> _What is asked_:
Gather up every line that includes the string "Republic".

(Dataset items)
┄┄┄┄┄┄

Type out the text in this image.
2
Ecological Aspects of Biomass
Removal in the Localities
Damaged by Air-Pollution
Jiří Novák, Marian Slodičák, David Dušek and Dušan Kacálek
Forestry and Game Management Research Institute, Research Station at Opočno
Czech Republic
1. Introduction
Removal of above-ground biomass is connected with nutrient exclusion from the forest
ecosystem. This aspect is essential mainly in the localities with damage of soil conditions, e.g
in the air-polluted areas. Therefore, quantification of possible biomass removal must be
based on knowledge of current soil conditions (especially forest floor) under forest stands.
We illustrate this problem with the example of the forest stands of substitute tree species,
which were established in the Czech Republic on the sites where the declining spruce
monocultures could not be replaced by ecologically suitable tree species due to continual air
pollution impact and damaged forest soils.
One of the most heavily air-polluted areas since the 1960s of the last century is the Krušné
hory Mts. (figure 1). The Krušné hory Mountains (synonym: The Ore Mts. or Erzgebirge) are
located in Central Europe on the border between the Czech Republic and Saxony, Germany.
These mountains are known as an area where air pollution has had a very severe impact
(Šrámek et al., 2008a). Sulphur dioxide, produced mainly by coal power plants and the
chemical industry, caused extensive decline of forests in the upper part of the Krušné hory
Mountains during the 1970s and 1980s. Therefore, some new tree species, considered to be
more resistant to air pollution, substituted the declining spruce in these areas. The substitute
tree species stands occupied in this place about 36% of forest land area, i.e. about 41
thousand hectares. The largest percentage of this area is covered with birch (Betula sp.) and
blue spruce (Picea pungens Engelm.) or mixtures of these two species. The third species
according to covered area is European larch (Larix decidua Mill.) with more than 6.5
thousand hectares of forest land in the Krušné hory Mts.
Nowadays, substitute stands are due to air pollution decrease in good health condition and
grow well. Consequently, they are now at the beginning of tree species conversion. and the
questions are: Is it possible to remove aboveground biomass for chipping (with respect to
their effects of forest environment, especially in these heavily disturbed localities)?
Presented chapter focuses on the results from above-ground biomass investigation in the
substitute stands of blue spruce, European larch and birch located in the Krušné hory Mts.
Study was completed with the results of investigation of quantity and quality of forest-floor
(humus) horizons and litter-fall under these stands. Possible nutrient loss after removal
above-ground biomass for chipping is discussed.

┄┄┄┄┄┄

> _Expected answer_:
Czech Republic
which were established in the Czech Republic on the sites where the declining spruce
located in Central Europe on the border between the Czech Republic and Saxony, Germany.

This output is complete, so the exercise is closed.